What follows is a set of entries. Repeat them exactly, but not their pictures.

::: Given records :::

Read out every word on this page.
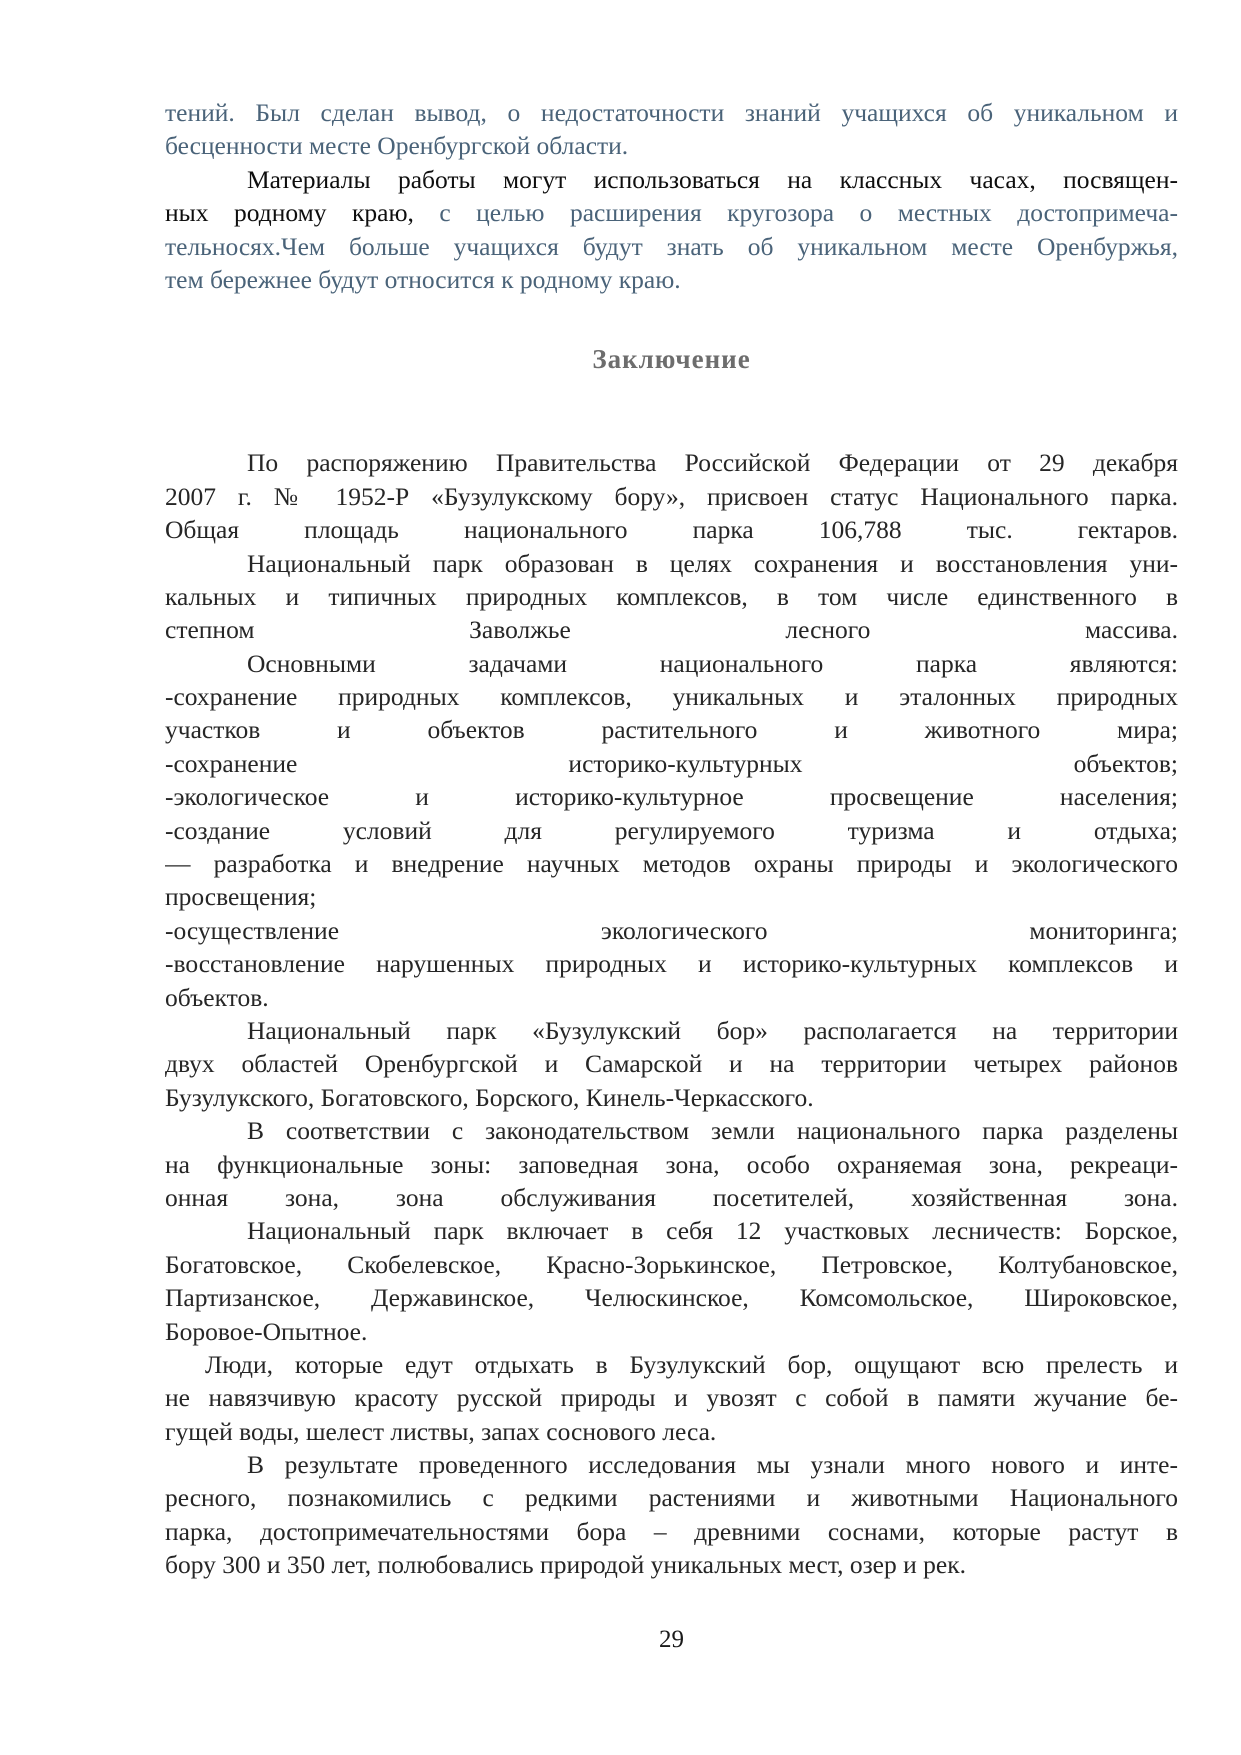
тений. Был сделан вывод, о недостаточности знаний учащихся об уникальном и
бесценности месте Оренбургской области.
Материалы работы могут использоваться на классных часах, посвящен-
ных родному краю, с целью расширения кругозора о местных достопримеча-
тельносях.Чем больше учащихся будут знать об уникальном месте Оренбуржья,
тем бережнее будут относится к родному краю.
Заключение
По распоряжению Правительства Российской Федерации от 29 декабря
2007 г. № 1952-Р «Бузулукскому бору», присвоен статус Национального парка.
Общая площадь национального парка 106,788 тыс. гектаров.
Национальный парк образован в целях сохранения и восстановления уни-
кальных и типичных природных комплексов, в том числе единственного в
степном Заволжье лесного массива.
Основными задачами национального парка являются:
-сохранение природных комплексов, уникальных и эталонных природных
участков и объектов растительного и животного мира;
-сохранение историко-культурных объектов;
-экологическое и историко-культурное просвещение населения;
-создание условий для регулируемого туризма и отдыха;
— разработка и внедрение научных методов охраны природы и экологического
просвещения;
-осуществление экологического мониторинга;
-восстановление нарушенных природных и историко-культурных комплексов и
объектов.
Национальный парк «Бузулукский бор» располагается на территории
двух областей Оренбургской и Самарской и на территории четырех районов
Бузулукского, Богатовского, Борского, Кинель-Черкасского.
В соответствии с законодательством земли национального парка разделены
на функциональные зоны: заповедная зона, особо охраняемая зона, рекреаци-
онная зона, зона обслуживания посетителей, хозяйственная зона.
Национальный парк включает в себя 12 участковых лесничеств: Борское,
Богатовское, Скобелевское, Красно-Зорькинское, Петровское, Колтубановское,
Партизанское, Державинское, Челюскинское, Комсомольское, Широковское,
Боровое-Опытное.
Люди, которые едут отдыхать в Бузулукский бор, ощущают всю прелесть и
не навязчивую красоту русской природы и увозят с собой в памяти жучание бе-
гущей воды, шелест листвы, запах соснового леса.
В результате проведенного исследования мы узнали много нового и инте-
ресного, познакомились с редкими растениями и животными Национального
парка, достопримечательностями бора – древними соснами, которые растут в
бору 300 и 350 лет, полюбовались природой уникальных мест, озер и рек.
29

:::

→ **Problem solution**:
Read out every word on this page.
тений. Был сделан вывод, о недостаточности знаний учащихся об уникальном и
бесценности месте Оренбургской области.
Материалы работы могут использоваться на классных часах, посвящен-
ных родному краю, с целью расширения кругозора о местных достопримеча-
тельносях.Чем больше учащихся будут знать об уникальном месте Оренбуржья,
тем бережнее будут относится к родному краю.
Заключение
По распоряжению Правительства Российской Федерации от 29 декабря
2007 г. № 1952-Р «Бузулукскому бору», присвоен статус Национального парка.
Общая площадь национального парка 106,788 тыс. гектаров.
Национальный парк образован в целях сохранения и восстановления уни-
кальных и типичных природных комплексов, в том числе единственного в
степном Заволжье лесного массива.
Основными задачами национального парка являются:
-сохранение природных комплексов, уникальных и эталонных природных
участков и объектов растительного и животного мира;
-сохранение историко-культурных объектов;
-экологическое и историко-культурное просвещение населения;
-создание условий для регулируемого туризма и отдыха;
— разработка и внедрение научных методов охраны природы и экологического
просвещения;
-осуществление экологического мониторинга;
-восстановление нарушенных природных и историко-культурных комплексов и
объектов.
Национальный парк «Бузулукский бор» располагается на территории
двух областей Оренбургской и Самарской и на территории четырех районов
Бузулукского, Богатовского, Борского, Кинель-Черкасского.
В соответствии с законодательством земли национального парка разделены
на функциональные зоны: заповедная зона, особо охраняемая зона, рекреаци-
онная зона, зона обслуживания посетителей, хозяйственная зона.
Национальный парк включает в себя 12 участковых лесничеств: Борское,
Богатовское, Скобелевское, Красно-Зорькинское, Петровское, Колтубановское,
Партизанское, Державинское, Челюскинское, Комсомольское, Широковское,
Боровое-Опытное.
Люди, которые едут отдыхать в Бузулукский бор, ощущают всю прелесть и
не навязчивую красоту русской природы и увозят с собой в памяти жучание бе-
гущей воды, шелест листвы, запах соснового леса.
В результате проведенного исследования мы узнали много нового и инте-
ресного, познакомились с редкими растениями и животными Национального
парка, достопримечательностями бора – древними соснами, которые растут в
бору 300 и 350 лет, полюбовались природой уникальных мест, озер и рек.
29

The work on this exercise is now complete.